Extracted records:
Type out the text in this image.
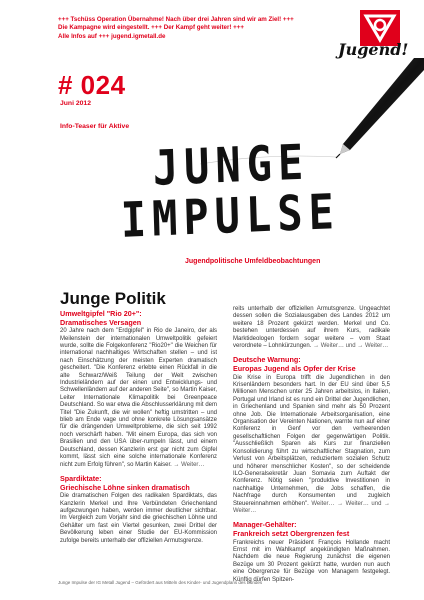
+++ Tschüss Operation Übernahme! Nach über drei Jahren sind wir am Ziel! +++
Die Kampagne wird eingestellt. +++ Der Kampf geht weiter! +++
Alle Infos auf +++ jugend.igmetall.de
Jugend!
# 024
Juni 2012
Info-Teaser für Aktive
JUNGE
IMPULSE
Jugendpolitische Umfeldbeobachtungen
Junge Politik
Umweltgipfel "Rio 20+":
Dramatisches Versagen
20 Jahre nach dem "Erdgipfel" in Rio de Janeiro, der als Meilenstein der internationalen Umweltpolitik gefeiert wurde, sollte die Folgekonferenz "Rio20+" die Weichen für international nachhaltiges Wirtschaften stellen – und ist nach Einschätzung der meisten Experten dramatisch gescheitert. "Die Konferenz erlebte einen Rückfall in die alte Schwarz/Weiß Teilung der Welt zwischen Industrieländern auf der einen und Entwicklungs- und Schwellenländern auf der anderen Seite", so Martin Kaiser, Leiter Internationale Klimapolitik bei Greenpeace Deutschland. So war etwa die Abschlusserklärung mit dem Titel "Die Zukunft, die wir wollen" heftig umstritten – und blieb am Ende vage und ohne konkrete Lösungsansätze für die drängenden Umweltprobleme, die sich seit 1992 noch verschärft haben. "Mit einem Europa, das sich von Brasilien und den USA über-rumpeln lässt, und einem Deutschland, dessen Kanzlerin erst gar nicht zum Gipfel kommt, lässt sich eine solche internationale Konferenz nicht zum Erfolg führen", so Martin Kaiser. → Weiter…
Spardiktate:
Griechische Löhne sinken dramatisch
Die dramatischen Folgen des radikalen Spardiktats, das Kanzlerin Merkel und Ihre Verbündeten Griechenland aufgezwungen haben, werden immer deutlicher sichtbar. Im Vergleich zum Vorjahr sind die griechischen Löhne und Gehälter um fast ein Viertel gesunken, zwei Drittel der Bevölkerung leben einer Studie der EU-Kommission zufolge bereits unterhalb der offiziellen Armutsgrenze.
reits unterhalb der offiziellen Armutsgrenze. Ungeachtet dessen sollen die Sozialausgaben des Landes 2012 um weitere 18 Prozent gekürzt werden. Merkel und Co. bestehen unterdessen auf ihrem Kurs, radikale Marktideologen fordern sogar weitere – vom Staat verordnete – Lohnkürzungen. → Weiter… und → Weiter…
Deutsche Warnung:
Europas Jugend als Opfer der Krise
Die Krise in Europa trifft die Jugendlichen in den Krisenländern besonders hart. In der EU sind über 5,5 Millionen Menschen unter 25 Jahren arbeitslos, in Italien, Portugal und Irland ist es rund ein Drittel der Jugendlichen, in Griechenland und Spanien sind mehr als 50 Prozent ohne Job. Die Internationale Arbeitsorganisation, eine Organisation der Vereinten Nationen, warnte nun auf einer Konferenz in Genf vor den verheerenden gesellschaftlichen Folgen der gegenwärtigen Politik. "Ausschließlich Sparen als Kurs zur finanziellen Konsolidierung führt zu wirtschaftlicher Stagnation, zum Verlust von Arbeitsplätzen, reduziertem sozialen Schutz und höherer menschlicher Kosten", so der scheidende ILO-Generalsekretär Juan Somavia zum Auftakt der Konferenz. Nötig seien "produktive Investitionen in nachhaltige Unternehmen, die Jobs schaffen, die Nachfrage durch Konsumenten und zugleich Steuereinnahmen erhöhen". Weiter… → Weiter… und → Weiter…
Manager-Gehälter:
Frankreich setzt Obergrenzen fest
Frankreichs neuer Präsident François Hollande macht Ernst mit im Wahlkampf angekündigten Maßnahmen. Nachdem die neue Regierung zunächst die eigenen Bezüge um 30 Prozent gekürzt hatte, wurden nun auch eine Obergrenze für Bezüge von Managern festgelegt. Künftig dürfen Spitzen-
Junge Impulse der IG Metall Jugend – Gefördert aus Mitteln des Kinder- und Jugendplans des Bundes
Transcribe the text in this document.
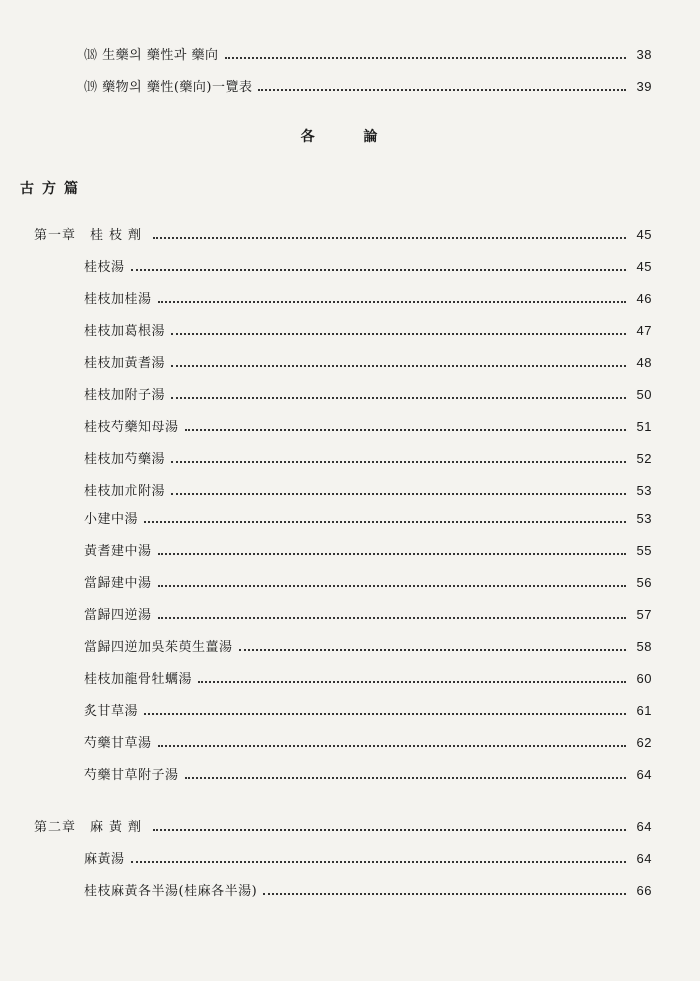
⒅ 生藥의 藥性과 藥向	38
⒆ 藥物의 藥性(藥向)一覽表	39
各 論
古方篇
第一章	桂枝劑	45
桂枝湯	45
桂枝加桂湯	46
桂枝加葛根湯	47
桂枝加黃耆湯	48
桂枝加附子湯	50
桂枝芍藥知母湯	51
桂枝加芍藥湯	52
桂枝加朮附湯	53
小建中湯	53
黃耆建中湯	55
當歸建中湯	56
當歸四逆湯	57
當歸四逆加吳茱萸生薑湯	58
桂枝加龍骨牡蠣湯	60
炙甘草湯	61
芍藥甘草湯	62
芍藥甘草附子湯	64
第二章	麻黃劑	64
麻黃湯	64
桂枝麻黃各半湯(桂麻各半湯)	66
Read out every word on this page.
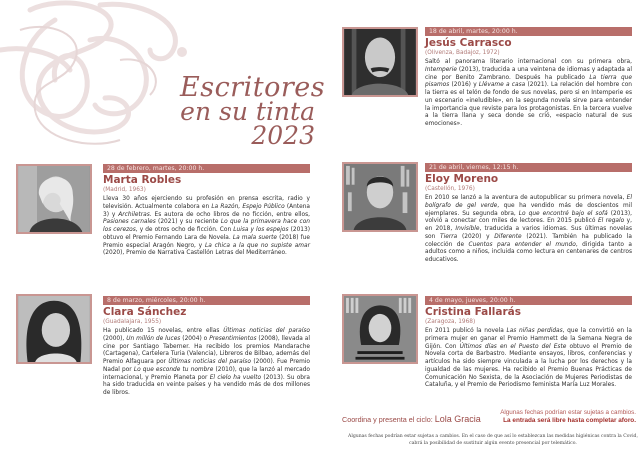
Escritores
en su tinta
2023
28 de febrero, martes, 20:00 h.
Marta Robles
(Madrid, 1963)
Lleva 30 años ejerciendo su profesión en prensa escrita, radio y televisión. Actualmente colabora en La Razón, Espejo Público (Antena 3) y Archiletras. Es autora de ocho libros de no ficción, entre ellos, Pasiones carnales (2021) y su reciente Lo que la primavera hace con los cerezos, y de otros ocho de ficción. Con Luisa y los espejos (2013) obtuvo el Premio Fernando Lara de Novela. La mala suerte (2018) fue Premio especial Aragón Negro, y La chica a la que no supiste amar (2020), Premio de Narrativa Castellón Letras del Mediterráneo.
8 de marzo, miércoles, 20:00 h.
Clara Sánchez
(Guadalajara, 1955)
Ha publicado 15 novelas, entre ellas Últimas noticias del paraíso (2000), Un millón de luces (2004) o Presentimientos (2008), llevada al cine por Santiago Taberner. Ha recibido los premios Mandarache (Cartagena), Cartelera Turia (Valencia), Libreros de Bilbao, además del Premio Alfaguara por Últimas noticias del paraíso (2000). Fue Premio Nadal por Lo que esconde tu nombre (2010), que la lanzó al mercado internacional, y Premio Planeta por El cielo ha vuelto (2013). Su obra ha sido traducida en veinte países y ha vendido más de dos millones de libros.
18 de abril, martes, 20:00 h.
Jesús Carrasco
(Olivenza, Badajoz, 1972)
Saltó al panorama literario internacional con su primera obra, Intemperie (2013), traducida a una veintena de idiomas y adaptada al cine por Benito Zambrano. Después ha publicado La tierra que pisamos (2016) y Llévame a casa (2021). La relación del hombre con la tierra es el telón de fondo de sus novelas, pero si en Intemperie es un escenario «ineludible», en la segunda novela sirve para entender la importancia que reviste para los protagonistas. En la tercera vuelve a la tierra llana y seca donde se crió, «espacio natural de sus emociones».
21 de abril, viernes, 12:15 h.
Eloy Moreno
(Castellón, 1976)
En 2010 se lanzó a la aventura de autopublicar su primera novela, El bolígrafo de gel verde, que ha vendido más de doscientos mil ejemplares. Su segunda obra, Lo que encontré bajo el sofá (2013), volvió a conectar con miles de lectores. En 2015 publicó El regalo y, en 2018, Invisible, traducida a varios idiomas. Sus últimas novelas son Tierra (2020) y Diferente (2021). También ha publicado la colección de Cuentos para entender el mundo, dirigida tanto a adultos como a niños, incluida como lectura en centenares de centros educativos.
4 de mayo, jueves, 20:00 h.
Cristina Fallarás
(Zaragoza, 1968)
En 2011 publicó la novela Las niñas perdidas, que la convirtió en la primera mujer en ganar el Premio Hammett de la Semana Negra de Gijón. Con Últimos días en el Puesto del Este obtuvo el Premio de Novela corta de Barbastro. Mediante ensayos, libros, conferencias y artículos ha sido siempre vinculada a la lucha por los derechos y la igualdad de las mujeres. Ha recibido el Premio Buenas Prácticas de Comunicación No Sexista, de la Asociación de Mujeres Periodistas de Cataluña, y el Premio de Periodismo feminista María Luz Morales.
Coordina y presenta el ciclo: Lola Gracia
Algunas fechas podrían estar sujetas a cambios.
La entrada será libre hasta completar aforo.
Algunas fechas podrían estar sujetas a cambios. En el caso de que así lo establezcan las medidas higiénicas contra la Covid, cabrá la posibilidad de sustituir algún evento presencial por telemático.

Prompt
Reply with nothing but a number: how many lines of the entries above contain the string "martes"?

Response
2